Transcribe all the entries word for word, skipping the pictures.

Source records:

_____

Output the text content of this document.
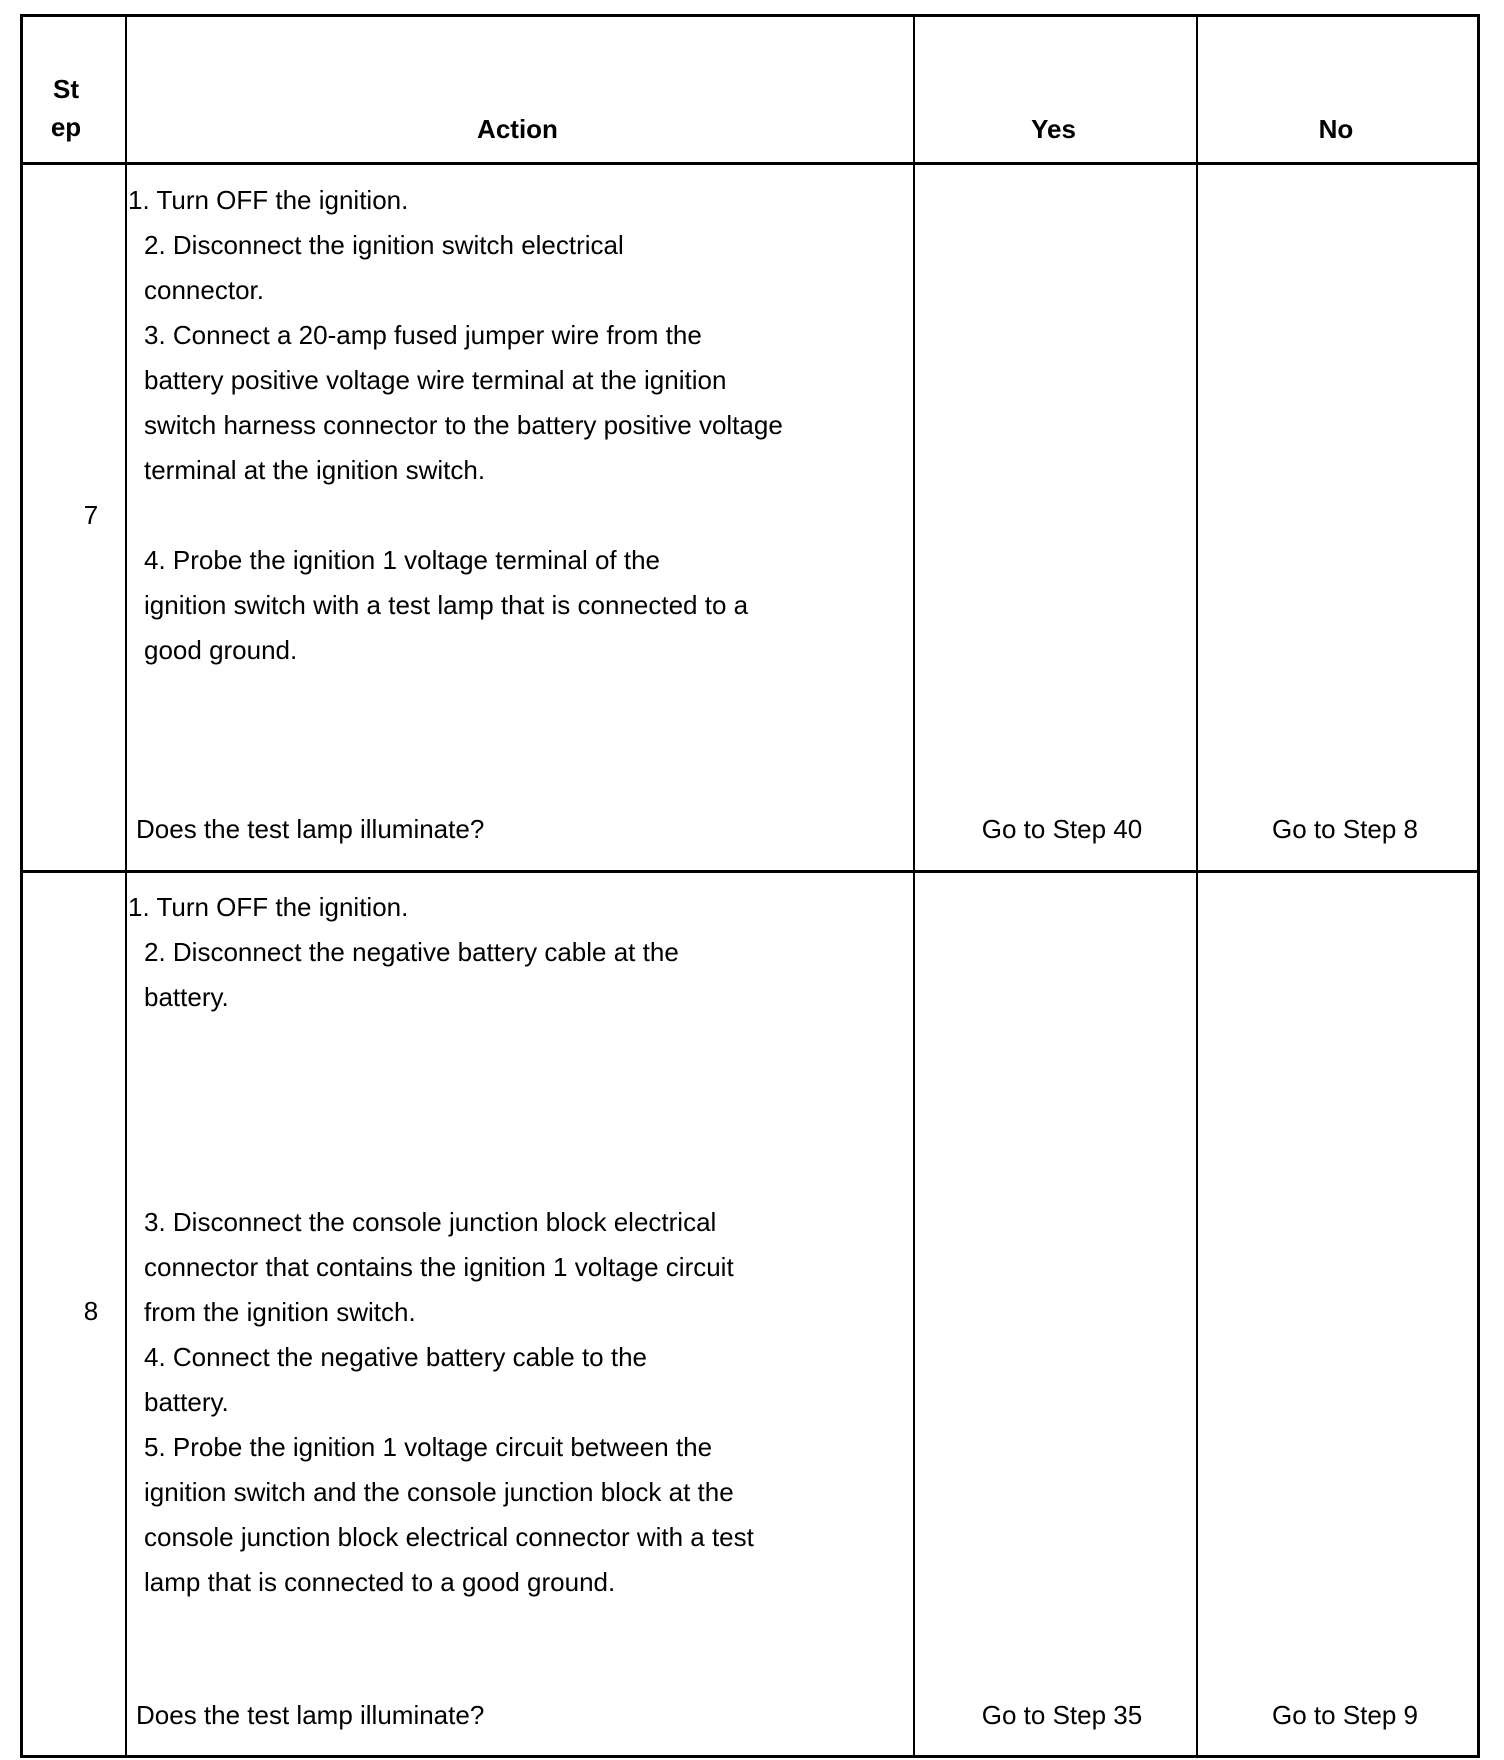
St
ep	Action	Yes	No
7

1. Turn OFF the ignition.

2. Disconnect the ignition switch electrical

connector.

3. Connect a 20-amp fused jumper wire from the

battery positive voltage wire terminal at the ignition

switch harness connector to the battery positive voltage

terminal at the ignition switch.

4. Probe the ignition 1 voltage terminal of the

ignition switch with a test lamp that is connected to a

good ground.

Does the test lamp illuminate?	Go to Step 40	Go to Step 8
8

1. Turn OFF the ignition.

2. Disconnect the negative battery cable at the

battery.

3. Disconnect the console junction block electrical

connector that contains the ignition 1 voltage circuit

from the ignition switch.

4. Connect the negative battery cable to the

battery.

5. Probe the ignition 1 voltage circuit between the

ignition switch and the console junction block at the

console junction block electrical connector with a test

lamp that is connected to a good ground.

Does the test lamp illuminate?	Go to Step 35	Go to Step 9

_____

Result of the exercise:
Output the text content of this document.
St
ep	Action	Yes	No
7

1. Turn OFF the ignition.

2. Disconnect the ignition switch electrical

connector.

3. Connect a 20-amp fused jumper wire from the

battery positive voltage wire terminal at the ignition

switch harness connector to the battery positive voltage

terminal at the ignition switch.

4. Probe the ignition 1 voltage terminal of the

ignition switch with a test lamp that is connected to a

good ground.

Does the test lamp illuminate?	Go to Step 40	Go to Step 8
8

1. Turn OFF the ignition.

2. Disconnect the negative battery cable at the

battery.

3. Disconnect the console junction block electrical

connector that contains the ignition 1 voltage circuit

from the ignition switch.

4. Connect the negative battery cable to the

battery.

5. Probe the ignition 1 voltage circuit between the

ignition switch and the console junction block at the

console junction block electrical connector with a test

lamp that is connected to a good ground.

Does the test lamp illuminate?	Go to Step 35	Go to Step 9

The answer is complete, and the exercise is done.